Instructions to follow: Everything in the data should be repeated exactly, save for the images.

=== Input data ===

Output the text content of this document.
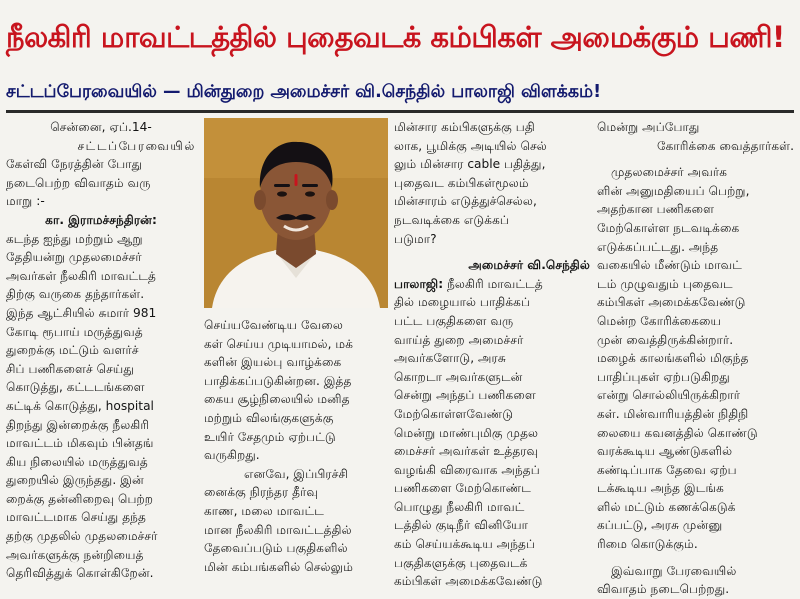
நீலகிரி மாவட்டத்தில் புதைவடக் கம்பிகள் அமைக்கும் பணி!
சட்டப்பேரவையில் — மின்துறை அமைச்சர் வி.செந்தில் பாலாஜி விளக்கம்!

சென்னை, ஏப்.14-

சட்டப்பேரவையில்

கேள்வி நேரத்தின் போது

நடைபெற்ற விவாதம் வரு

மாறு :-

கா. இராமச்சந்திரன்:

கடந்த ஐந்து மற்றும் ஆறு

தேதியன்று முதலமைச்சர்

அவர்கள் நீலகிரி மாவட்டத்

திற்கு வருகை தந்தார்கள்.

இந்த ஆட்சியில் சுமார் 981

கோடி ரூபாய் மருத்துவத்

துறைக்கு மட்டும் வளர்ச்

சிப் பணிகளைச் செய்து

கொடுத்து, கட்டடங்களை

கட்டிக் கொடுத்து, hospital

திறந்து இன்றைக்கு நீலகிரி

மாவட்டம் மிகவும் பின்தங்

கிய நிலையில் மருத்துவத்

துறையில் இருந்தது. இன்

றைக்கு தன்னிறைவு பெற்ற

மாவட்டமாக செய்து தந்த

தற்கு முதலில் முதலமைச்சர்

அவர்களுக்கு நன்றியைத்

தெரிவித்துக் கொள்கிறேன்.

செய்யவேண்டிய வேலை

கள் செய்ய முடியாமல், மக்

களின் இயல்பு வாழ்க்கை

பாதிக்கப்படுகின்றன. இத்த

கைய சூழ்நிலையில் மனித

மற்றும் விலங்குகளுக்கு

உயிர் சேதமும் ஏற்பட்டு

வருகிறது.

எனவே, இப்பிரச்சி

னைக்கு நிரந்தர தீர்வு

காண, மலை மாவட்ட

மான நீலகிரி மாவட்டத்தில்

தேவைப்படும் பகுதிகளில்

மின் கம்பங்களில் செல்லும்

மின்சார கம்பிகளுக்கு பதி

லாக, பூமிக்கு அடியில் செல்

லும் மின்சார cable பதித்து,

புதைவட கம்பிகள்மூலம்

மின்சாரம் எடுத்துச்செல்ல,

நடவடிக்கை எடுக்கப்

படுமா?

அமைச்சர் வி.செந்தில்

பாலாஜி: நீலகிரி மாவட்டத்

தில் மழையால் பாதிக்கப்

பட்ட பகுதிகளை வரு

வாய்த் துறை அமைச்சர்

அவர்களோடு, அரசு

கொறடா அவர்களுடன்

சென்று அந்தப் பணிகளை

மேற்கொள்ளவேண்டு

மென்று மாண்புமிகு முதல

மைச்சர் அவர்கள் உத்தரவு

வழங்கி விரைவாக அந்தப்

பணிகளை மேற்கொண்ட

பொழுது நீலகிரி மாவட்

டத்தில் குடிநீர் வினியோ

கம் செய்யக்கூடிய அந்தப்

பகுதிகளுக்கு புதைவடக்

கம்பிகள் அமைக்கவேண்டு

மென்று அப்போது

கோரிக்கை வைத்தார்கள்.

முதலமைச்சர் அவர்க

ளின் அனுமதியைப் பெற்று,

அதற்கான பணிகளை

மேற்கொள்ள நடவடிக்கை

எடுக்கப்பட்டது. அந்த

வகையில் மீண்டும் மாவட்

டம் முழுவதும் புதைவட

கம்பிகள் அமைக்கவேண்டு

மென்ற கோரிக்கையை

முன் வைத்திருக்கின்றார்.

மழைக் காலங்களில் மிகுந்த

பாதிப்புகள் ஏற்படுகிறது

என்று சொல்லியிருக்கிறார்

கள். மின்வாரியத்தின் நிதிநி

லையை கவனத்தில் கொண்டு

வரக்கூடிய ஆண்டுகளில்

கண்டிப்பாக தேவை ஏற்ப

டக்கூடிய அந்த இடங்க

ளில் மட்டும் கணக்கெடுக்

கப்பட்டு, அரசு முன்னு

ரிமை கொடுக்கும்.

இவ்வாறு பேரவையில்

விவாதம் நடைபெற்றது.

===

Reply to the task:
Output the text content of this document.
நீலகிரி மாவட்டத்தில் புதைவடக் கம்பிகள் அமைக்கும் பணி!
சட்டப்பேரவையில் — மின்துறை அமைச்சர் வி.செந்தில் பாலாஜி விளக்கம்!

சென்னை, ஏப்.14-

சட்டப்பேரவையில்

கேள்வி நேரத்தின் போது

நடைபெற்ற விவாதம் வரு

மாறு :-

கா. இராமச்சந்திரன்:

கடந்த ஐந்து மற்றும் ஆறு

தேதியன்று முதலமைச்சர்

அவர்கள் நீலகிரி மாவட்டத்

திற்கு வருகை தந்தார்கள்.

இந்த ஆட்சியில் சுமார் 981

கோடி ரூபாய் மருத்துவத்

துறைக்கு மட்டும் வளர்ச்

சிப் பணிகளைச் செய்து

கொடுத்து, கட்டடங்களை

கட்டிக் கொடுத்து, hospital

திறந்து இன்றைக்கு நீலகிரி

மாவட்டம் மிகவும் பின்தங்

கிய நிலையில் மருத்துவத்

துறையில் இருந்தது. இன்

றைக்கு தன்னிறைவு பெற்ற

மாவட்டமாக செய்து தந்த

தற்கு முதலில் முதலமைச்சர்

அவர்களுக்கு நன்றியைத்

தெரிவித்துக் கொள்கிறேன்.

செய்யவேண்டிய வேலை

கள் செய்ய முடியாமல், மக்

களின் இயல்பு வாழ்க்கை

பாதிக்கப்படுகின்றன. இத்த

கைய சூழ்நிலையில் மனித

மற்றும் விலங்குகளுக்கு

உயிர் சேதமும் ஏற்பட்டு

வருகிறது.

எனவே, இப்பிரச்சி

னைக்கு நிரந்தர தீர்வு

காண, மலை மாவட்ட

மான நீலகிரி மாவட்டத்தில்

தேவைப்படும் பகுதிகளில்

மின் கம்பங்களில் செல்லும்

மின்சார கம்பிகளுக்கு பதி

லாக, பூமிக்கு அடியில் செல்

லும் மின்சார cable பதித்து,

புதைவட கம்பிகள்மூலம்

மின்சாரம் எடுத்துச்செல்ல,

நடவடிக்கை எடுக்கப்

படுமா?

அமைச்சர் வி.செந்தில்

பாலாஜி: நீலகிரி மாவட்டத்

தில் மழையால் பாதிக்கப்

பட்ட பகுதிகளை வரு

வாய்த் துறை அமைச்சர்

அவர்களோடு, அரசு

கொறடா அவர்களுடன்

சென்று அந்தப் பணிகளை

மேற்கொள்ளவேண்டு

மென்று மாண்புமிகு முதல

மைச்சர் அவர்கள் உத்தரவு

வழங்கி விரைவாக அந்தப்

பணிகளை மேற்கொண்ட

பொழுது நீலகிரி மாவட்

டத்தில் குடிநீர் வினியோ

கம் செய்யக்கூடிய அந்தப்

பகுதிகளுக்கு புதைவடக்

கம்பிகள் அமைக்கவேண்டு

மென்று அப்போது

கோரிக்கை வைத்தார்கள்.

முதலமைச்சர் அவர்க

ளின் அனுமதியைப் பெற்று,

அதற்கான பணிகளை

மேற்கொள்ள நடவடிக்கை

எடுக்கப்பட்டது. அந்த

வகையில் மீண்டும் மாவட்

டம் முழுவதும் புதைவட

கம்பிகள் அமைக்கவேண்டு

மென்ற கோரிக்கையை

முன் வைத்திருக்கின்றார்.

மழைக் காலங்களில் மிகுந்த

பாதிப்புகள் ஏற்படுகிறது

என்று சொல்லியிருக்கிறார்

கள். மின்வாரியத்தின் நிதிநி

லையை கவனத்தில் கொண்டு

வரக்கூடிய ஆண்டுகளில்

கண்டிப்பாக தேவை ஏற்ப

டக்கூடிய அந்த இடங்க

ளில் மட்டும் கணக்கெடுக்

கப்பட்டு, அரசு முன்னு

ரிமை கொடுக்கும்.

இவ்வாறு பேரவையில்

விவாதம் நடைபெற்றது.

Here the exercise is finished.